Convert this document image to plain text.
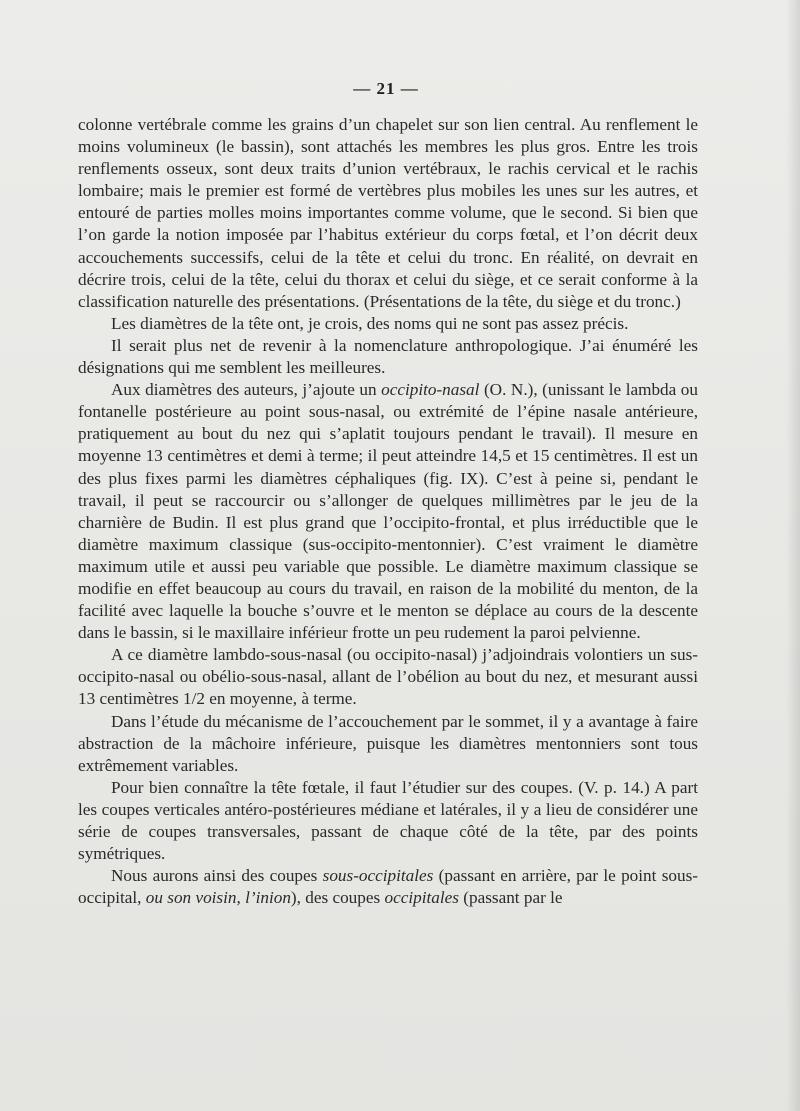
— 21 —

colonne vertébrale comme les grains d’un chapelet sur son lien central. Au renflement le moins volumineux (le bassin), sont attachés les membres les plus gros. Entre les trois renflements osseux, sont deux traits d’union vertébraux, le rachis cervical et le rachis lombaire; mais le premier est formé de vertèbres plus mobiles les unes sur les autres, et entouré de parties molles moins importantes comme volume, que le second. Si bien que l’on garde la notion imposée par l’habitus extérieur du corps fœtal, et l’on décrit deux accouchements successifs, celui de la tête et celui du tronc. En réalité, on devrait en décrire trois, celui de la tête, celui du thorax et celui du siège, et ce serait conforme à la classification naturelle des présentations. (Présentations de la tête, du siège et du tronc.)

Les diamètres de la tête ont, je crois, des noms qui ne sont pas assez précis.

Il serait plus net de revenir à la nomenclature anthropologique. J’ai énuméré les désignations qui me semblent les meilleures.

Aux diamètres des auteurs, j’ajoute un occipito-nasal (O. N.), (unissant le lambda ou fontanelle postérieure au point sous-nasal, ou extrémité de l’épine nasale antérieure, pratiquement au bout du nez qui s’aplatit toujours pendant le travail). Il mesure en moyenne 13 centimètres et demi à terme; il peut atteindre 14,5 et 15 centimètres. Il est un des plus fixes parmi les diamètres céphaliques (fig. IX). C’est à peine si, pendant le travail, il peut se raccourcir ou s’allonger de quelques millimètres par le jeu de la charnière de Budin. Il est plus grand que l’occipito-frontal, et plus irréductible que le diamètre maximum classique (sus-occipito-mentonnier). C’est vraiment le diamètre maximum utile et aussi peu variable que possible. Le diamètre maximum classique se modifie en effet beaucoup au cours du travail, en raison de la mobilité du menton, de la facilité avec laquelle la bouche s’ouvre et le menton se déplace au cours de la descente dans le bassin, si le maxillaire inférieur frotte un peu rudement la paroi pelvienne.

A ce diamètre lambdo-sous-nasal (ou occipito-nasal) j’adjoindrais volontiers un sus-occipito-nasal ou obélio-sous-nasal, allant de l’obélion au bout du nez, et mesurant aussi 13 centimètres 1/2 en moyenne, à terme.

Dans l’étude du mécanisme de l’accouchement par le sommet, il y a avantage à faire abstraction de la mâchoire inférieure, puisque les diamètres mentonniers sont tous extrêmement variables.

Pour bien connaître la tête fœtale, il faut l’étudier sur des coupes. (V. p. 14.) A part les coupes verticales antéro-postérieures médiane et latérales, il y a lieu de considérer une série de coupes transversales, passant de chaque côté de la tête, par des points symétriques.

Nous aurons ainsi des coupes sous-occipitales (passant en arrière, par le point sous-occipital, ou son voisin, l’inion), des coupes occipitales (passant par le
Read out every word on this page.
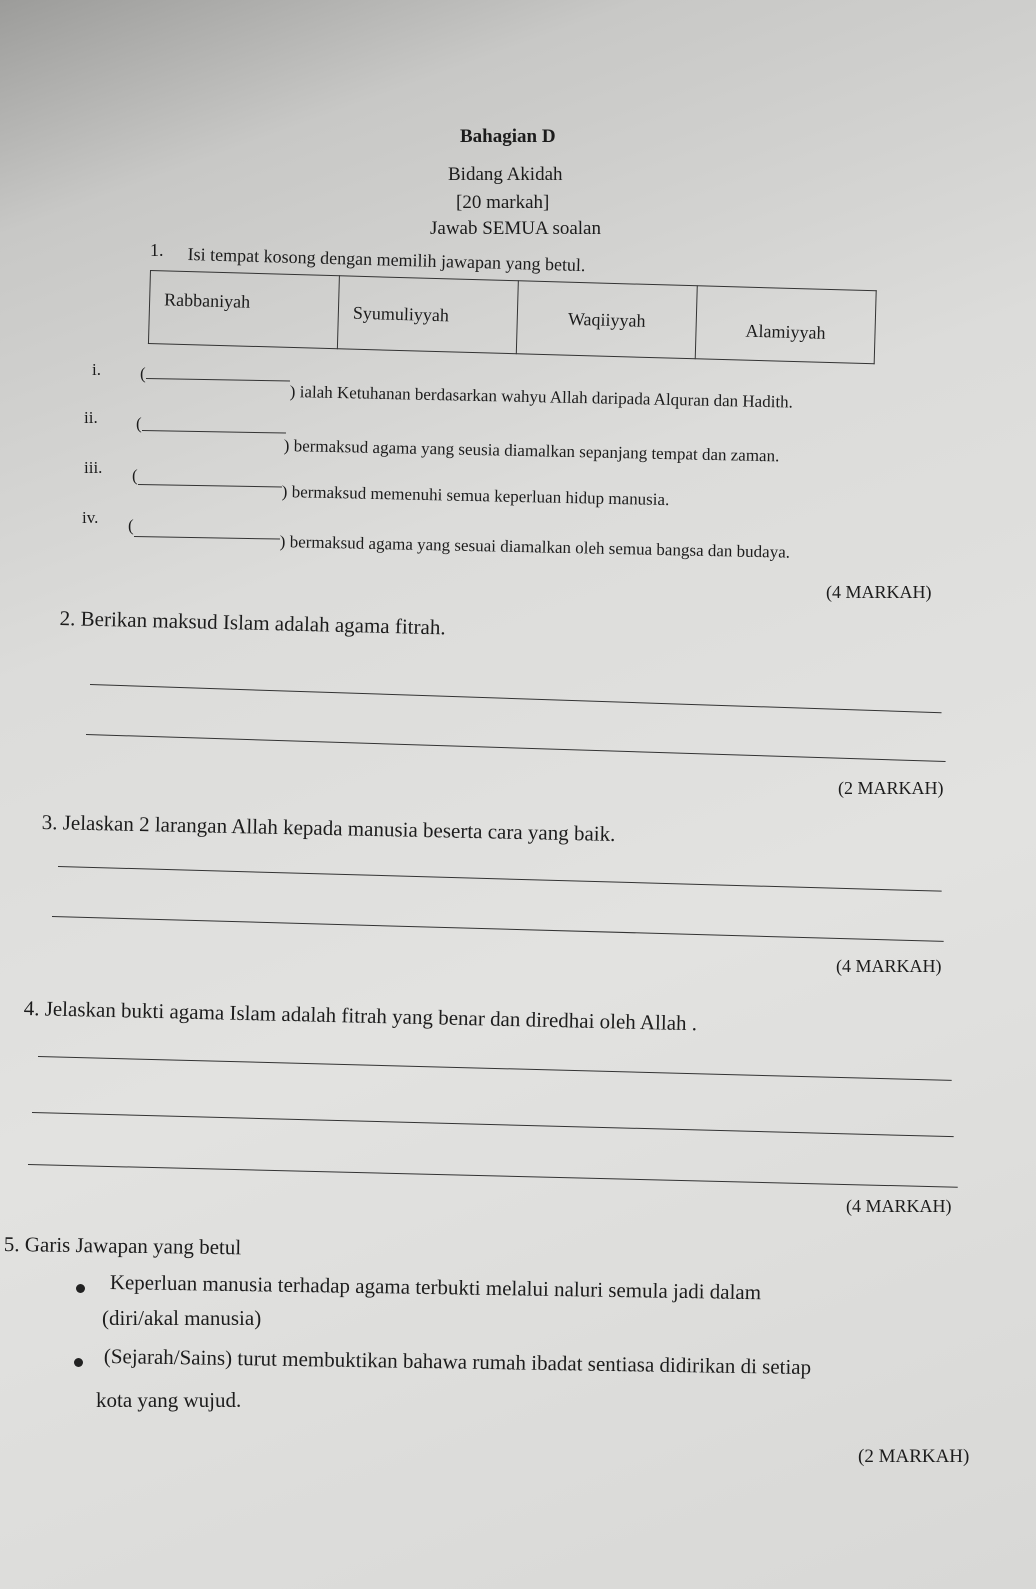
Bahagian D
Bidang Akidah
[20 markah]
Jawab SEMUA soalan
1. Isi tempat kosong dengan memilih jawapan yang betul.
Rabbaniyah	Syumuliyyah	Waqiiyyah	Alamiyyah
i. (
) ialah Ketuhanan berdasarkan wahyu Allah daripada Alquran dan Hadith.
ii. (
) bermaksud agama yang seusia diamalkan sepanjang tempat dan zaman.
iii. (
) bermaksud memenuhi semua keperluan hidup manusia.
iv. (
) bermaksud agama yang sesuai diamalkan oleh semua bangsa dan budaya.
(4 MARKAH)
2. Berikan maksud Islam adalah agama fitrah.
(2 MARKAH)
3. Jelaskan 2 larangan Allah kepada manusia beserta cara yang baik.
(4 MARKAH)
4. Jelaskan bukti agama Islam adalah fitrah yang benar dan diredhai oleh Allah .
(4 MARKAH)
5. Garis Jawapan yang betul
Keperluan manusia terhadap agama terbukti melalui naluri semula jadi dalam
(diri/akal manusia)
(Sejarah/Sains) turut membuktikan bahawa rumah ibadat sentiasa didirikan di setiap
kota yang wujud.
(2 MARKAH)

▬▬▬▬▬▬▬▬▬▬

[Task requirements] Your task is an exact transcription of all the data, minus the pictures.

[Output for this task]
Convert this document image to plain text.
— 21 —

colonne vertébrale comme les grains d’un chapelet sur son lien central. Au renflement le moins volumineux (le bassin), sont attachés les membres les plus gros. Entre les trois renflements osseux, sont deux traits d’union vertébraux, le rachis cervical et le rachis lombaire; mais le premier est formé de vertèbres plus mobiles les unes sur les autres, et entouré de parties molles moins importantes comme volume, que le second. Si bien que l’on garde la notion imposée par l’habitus extérieur du corps fœtal, et l’on décrit deux accouchements successifs, celui de la tête et celui du tronc. En réalité, on devrait en décrire trois, celui de la tête, celui du thorax et celui du siège, et ce serait conforme à la classification naturelle des présentations. (Présentations de la tête, du siège et du tronc.)

Les diamètres de la tête ont, je crois, des noms qui ne sont pas assez précis.

Il serait plus net de revenir à la nomenclature anthropologique. J’ai énuméré les désignations qui me semblent les meilleures.

Aux diamètres des auteurs, j’ajoute un occipito-nasal (O. N.), (unissant le lambda ou fontanelle postérieure au point sous-nasal, ou extrémité de l’épine nasale antérieure, pratiquement au bout du nez qui s’aplatit toujours pendant le travail). Il mesure en moyenne 13 centimètres et demi à terme; il peut atteindre 14,5 et 15 centimètres. Il est un des plus fixes parmi les diamètres céphaliques (fig. IX). C’est à peine si, pendant le travail, il peut se raccourcir ou s’allonger de quelques millimètres par le jeu de la charnière de Budin. Il est plus grand que l’occipito-frontal, et plus irréductible que le diamètre maximum classique (sus-occipito-mentonnier). C’est vraiment le diamètre maximum utile et aussi peu variable que possible. Le diamètre maximum classique se modifie en effet beaucoup au cours du travail, en raison de la mobilité du menton, de la facilité avec laquelle la bouche s’ouvre et le menton se déplace au cours de la descente dans le bassin, si le maxillaire inférieur frotte un peu rudement la paroi pelvienne.

A ce diamètre lambdo-sous-nasal (ou occipito-nasal) j’adjoindrais volontiers un sus-occipito-nasal ou obélio-sous-nasal, allant de l’obélion au bout du nez, et mesurant aussi 13 centimètres 1/2 en moyenne, à terme.

Dans l’étude du mécanisme de l’accouchement par le sommet, il y a avantage à faire abstraction de la mâchoire inférieure, puisque les diamètres mentonniers sont tous extrêmement variables.

Pour bien connaître la tête fœtale, il faut l’étudier sur des coupes. (V. p. 14.) A part les coupes verticales antéro-postérieures médiane et latérales, il y a lieu de considérer une série de coupes transversales, passant de chaque côté de la tête, par des points symétriques.

Nous aurons ainsi des coupes sous-occipitales (passant en arrière, par le point sous-occipital, ou son voisin, l’inion), des coupes occipitales (passant par le
Read out every word on this page.
Bahagian D
Bidang Akidah
[20 markah]
Jawab SEMUA soalan
1. Isi tempat kosong dengan memilih jawapan yang betul.
Rabbaniyah	Syumuliyyah	Waqiiyyah	Alamiyyah
i. (
) ialah Ketuhanan berdasarkan wahyu Allah daripada Alquran dan Hadith.
ii. (
) bermaksud agama yang seusia diamalkan sepanjang tempat dan zaman.
iii. (
) bermaksud memenuhi semua keperluan hidup manusia.
iv. (
) bermaksud agama yang sesuai diamalkan oleh semua bangsa dan budaya.
(4 MARKAH)
2. Berikan maksud Islam adalah agama fitrah.
(2 MARKAH)
3. Jelaskan 2 larangan Allah kepada manusia beserta cara yang baik.
(4 MARKAH)
4. Jelaskan bukti agama Islam adalah fitrah yang benar dan diredhai oleh Allah .
(4 MARKAH)
5. Garis Jawapan yang betul
Keperluan manusia terhadap agama terbukti melalui naluri semula jadi dalam
(diri/akal manusia)
(Sejarah/Sains) turut membuktikan bahawa rumah ibadat sentiasa didirikan di setiap
kota yang wujud.
(2 MARKAH)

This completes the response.